__Dataset records__
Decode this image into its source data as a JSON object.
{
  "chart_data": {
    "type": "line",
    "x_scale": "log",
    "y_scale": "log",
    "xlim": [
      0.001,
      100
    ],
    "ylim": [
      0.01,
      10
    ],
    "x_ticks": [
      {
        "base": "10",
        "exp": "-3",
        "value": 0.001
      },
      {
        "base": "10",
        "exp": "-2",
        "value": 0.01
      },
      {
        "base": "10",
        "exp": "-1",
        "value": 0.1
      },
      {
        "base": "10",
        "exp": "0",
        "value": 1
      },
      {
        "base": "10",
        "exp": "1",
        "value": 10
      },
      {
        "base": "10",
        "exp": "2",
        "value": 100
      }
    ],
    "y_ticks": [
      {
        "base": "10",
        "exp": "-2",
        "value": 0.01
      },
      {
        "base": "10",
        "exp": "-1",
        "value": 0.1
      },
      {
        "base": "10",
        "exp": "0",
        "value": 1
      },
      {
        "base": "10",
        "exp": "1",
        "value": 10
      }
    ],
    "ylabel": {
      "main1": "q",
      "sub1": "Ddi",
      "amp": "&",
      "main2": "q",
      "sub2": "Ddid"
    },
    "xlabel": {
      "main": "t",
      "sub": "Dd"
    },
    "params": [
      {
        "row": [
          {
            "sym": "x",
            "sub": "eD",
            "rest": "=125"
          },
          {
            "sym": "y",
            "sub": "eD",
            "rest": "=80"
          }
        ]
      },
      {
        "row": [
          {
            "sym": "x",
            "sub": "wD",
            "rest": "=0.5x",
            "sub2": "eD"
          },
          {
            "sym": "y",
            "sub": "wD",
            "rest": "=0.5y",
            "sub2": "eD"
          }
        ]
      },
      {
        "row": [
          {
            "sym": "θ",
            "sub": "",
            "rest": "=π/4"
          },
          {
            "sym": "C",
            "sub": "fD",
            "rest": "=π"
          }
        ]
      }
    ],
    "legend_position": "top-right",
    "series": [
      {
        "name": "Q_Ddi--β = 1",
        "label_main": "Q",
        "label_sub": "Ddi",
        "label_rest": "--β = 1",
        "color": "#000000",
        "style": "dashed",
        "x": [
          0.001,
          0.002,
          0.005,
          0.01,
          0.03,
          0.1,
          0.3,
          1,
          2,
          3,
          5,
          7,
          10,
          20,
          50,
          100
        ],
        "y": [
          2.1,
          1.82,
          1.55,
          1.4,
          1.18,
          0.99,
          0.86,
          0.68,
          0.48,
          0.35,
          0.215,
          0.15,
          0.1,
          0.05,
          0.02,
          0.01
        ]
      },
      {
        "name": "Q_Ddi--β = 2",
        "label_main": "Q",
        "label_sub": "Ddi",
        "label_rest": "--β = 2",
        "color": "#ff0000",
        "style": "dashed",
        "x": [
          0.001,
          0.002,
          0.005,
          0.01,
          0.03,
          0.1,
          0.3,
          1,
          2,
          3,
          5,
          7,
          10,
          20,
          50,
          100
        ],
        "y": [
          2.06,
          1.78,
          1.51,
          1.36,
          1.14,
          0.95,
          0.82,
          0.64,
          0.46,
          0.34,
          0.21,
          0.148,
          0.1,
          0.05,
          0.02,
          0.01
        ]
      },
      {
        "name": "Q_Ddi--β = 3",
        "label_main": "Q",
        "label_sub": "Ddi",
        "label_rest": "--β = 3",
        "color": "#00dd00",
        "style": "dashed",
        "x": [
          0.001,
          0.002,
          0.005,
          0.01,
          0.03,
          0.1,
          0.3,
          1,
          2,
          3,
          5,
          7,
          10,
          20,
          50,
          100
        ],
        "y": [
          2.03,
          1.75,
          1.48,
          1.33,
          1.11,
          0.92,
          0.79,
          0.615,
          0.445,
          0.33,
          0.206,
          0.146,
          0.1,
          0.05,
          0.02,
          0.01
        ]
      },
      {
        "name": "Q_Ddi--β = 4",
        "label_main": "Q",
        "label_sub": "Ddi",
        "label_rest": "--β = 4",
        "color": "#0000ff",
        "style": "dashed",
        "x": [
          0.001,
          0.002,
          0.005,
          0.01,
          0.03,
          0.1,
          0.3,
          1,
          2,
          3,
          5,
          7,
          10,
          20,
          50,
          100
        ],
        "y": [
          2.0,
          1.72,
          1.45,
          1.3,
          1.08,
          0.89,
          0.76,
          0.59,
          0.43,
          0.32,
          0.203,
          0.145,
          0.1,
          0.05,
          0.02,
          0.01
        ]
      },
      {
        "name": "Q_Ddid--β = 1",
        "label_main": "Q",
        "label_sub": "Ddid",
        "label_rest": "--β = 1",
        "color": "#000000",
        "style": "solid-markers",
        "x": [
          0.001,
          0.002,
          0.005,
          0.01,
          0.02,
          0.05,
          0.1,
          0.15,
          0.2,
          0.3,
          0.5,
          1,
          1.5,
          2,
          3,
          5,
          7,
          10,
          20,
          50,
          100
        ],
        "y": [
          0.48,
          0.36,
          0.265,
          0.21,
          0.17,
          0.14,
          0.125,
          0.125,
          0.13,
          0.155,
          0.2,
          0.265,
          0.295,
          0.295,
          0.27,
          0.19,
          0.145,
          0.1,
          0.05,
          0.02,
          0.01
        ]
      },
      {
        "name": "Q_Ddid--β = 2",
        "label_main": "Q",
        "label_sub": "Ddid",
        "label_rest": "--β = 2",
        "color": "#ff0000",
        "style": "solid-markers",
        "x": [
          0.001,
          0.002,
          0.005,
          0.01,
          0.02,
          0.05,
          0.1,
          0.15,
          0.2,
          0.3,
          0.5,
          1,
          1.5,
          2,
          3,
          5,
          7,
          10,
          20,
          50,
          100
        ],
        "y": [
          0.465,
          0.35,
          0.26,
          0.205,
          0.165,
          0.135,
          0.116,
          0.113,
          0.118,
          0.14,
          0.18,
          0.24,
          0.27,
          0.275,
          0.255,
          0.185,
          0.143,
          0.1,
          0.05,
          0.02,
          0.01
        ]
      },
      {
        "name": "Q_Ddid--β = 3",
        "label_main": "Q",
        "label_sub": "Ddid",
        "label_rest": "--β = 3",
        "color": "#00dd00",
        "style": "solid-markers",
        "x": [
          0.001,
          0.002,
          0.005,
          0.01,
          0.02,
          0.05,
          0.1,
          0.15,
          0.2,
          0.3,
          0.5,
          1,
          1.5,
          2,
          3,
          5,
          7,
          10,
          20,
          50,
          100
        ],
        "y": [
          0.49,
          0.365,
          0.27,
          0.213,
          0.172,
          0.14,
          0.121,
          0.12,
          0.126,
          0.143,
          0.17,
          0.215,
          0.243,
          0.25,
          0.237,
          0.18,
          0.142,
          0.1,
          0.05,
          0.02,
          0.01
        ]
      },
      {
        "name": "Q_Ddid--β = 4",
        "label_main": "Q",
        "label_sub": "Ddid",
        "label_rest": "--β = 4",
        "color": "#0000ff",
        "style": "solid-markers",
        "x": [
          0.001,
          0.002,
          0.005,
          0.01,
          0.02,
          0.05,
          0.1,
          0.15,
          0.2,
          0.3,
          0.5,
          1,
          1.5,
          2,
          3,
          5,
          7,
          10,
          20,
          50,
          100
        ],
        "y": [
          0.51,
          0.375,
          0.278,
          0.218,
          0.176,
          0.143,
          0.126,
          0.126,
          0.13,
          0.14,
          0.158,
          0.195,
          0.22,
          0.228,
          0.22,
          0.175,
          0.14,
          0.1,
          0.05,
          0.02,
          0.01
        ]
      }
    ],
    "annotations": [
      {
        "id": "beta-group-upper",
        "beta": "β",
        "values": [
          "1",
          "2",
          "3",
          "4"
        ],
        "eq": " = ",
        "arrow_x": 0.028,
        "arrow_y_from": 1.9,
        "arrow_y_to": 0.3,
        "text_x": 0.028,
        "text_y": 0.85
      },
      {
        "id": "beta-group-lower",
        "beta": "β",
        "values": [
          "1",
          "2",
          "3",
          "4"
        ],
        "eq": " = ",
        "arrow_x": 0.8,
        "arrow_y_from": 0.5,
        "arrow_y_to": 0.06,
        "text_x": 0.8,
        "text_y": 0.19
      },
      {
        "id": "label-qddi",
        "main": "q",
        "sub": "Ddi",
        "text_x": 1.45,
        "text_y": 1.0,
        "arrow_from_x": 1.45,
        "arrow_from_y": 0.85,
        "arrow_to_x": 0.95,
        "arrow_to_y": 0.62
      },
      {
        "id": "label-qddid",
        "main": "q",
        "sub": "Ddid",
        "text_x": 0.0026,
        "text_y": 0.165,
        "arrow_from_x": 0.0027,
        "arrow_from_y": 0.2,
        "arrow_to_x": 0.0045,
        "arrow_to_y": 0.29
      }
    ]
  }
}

__What to do__
From the listing above, collect each line in which the string "name" appears.

__Exercise result__
        "name": "Q_Ddi--β = 1",
        "name": "Q_Ddi--β = 2",
        "name": "Q_Ddi--β = 3",
        "name": "Q_Ddi--β = 4",
        "name": "Q_Ddid--β = 1",
        "name": "Q_Ddid--β = 2",
        "name": "Q_Ddid--β = 3",
        "name": "Q_Ddid--β = 4",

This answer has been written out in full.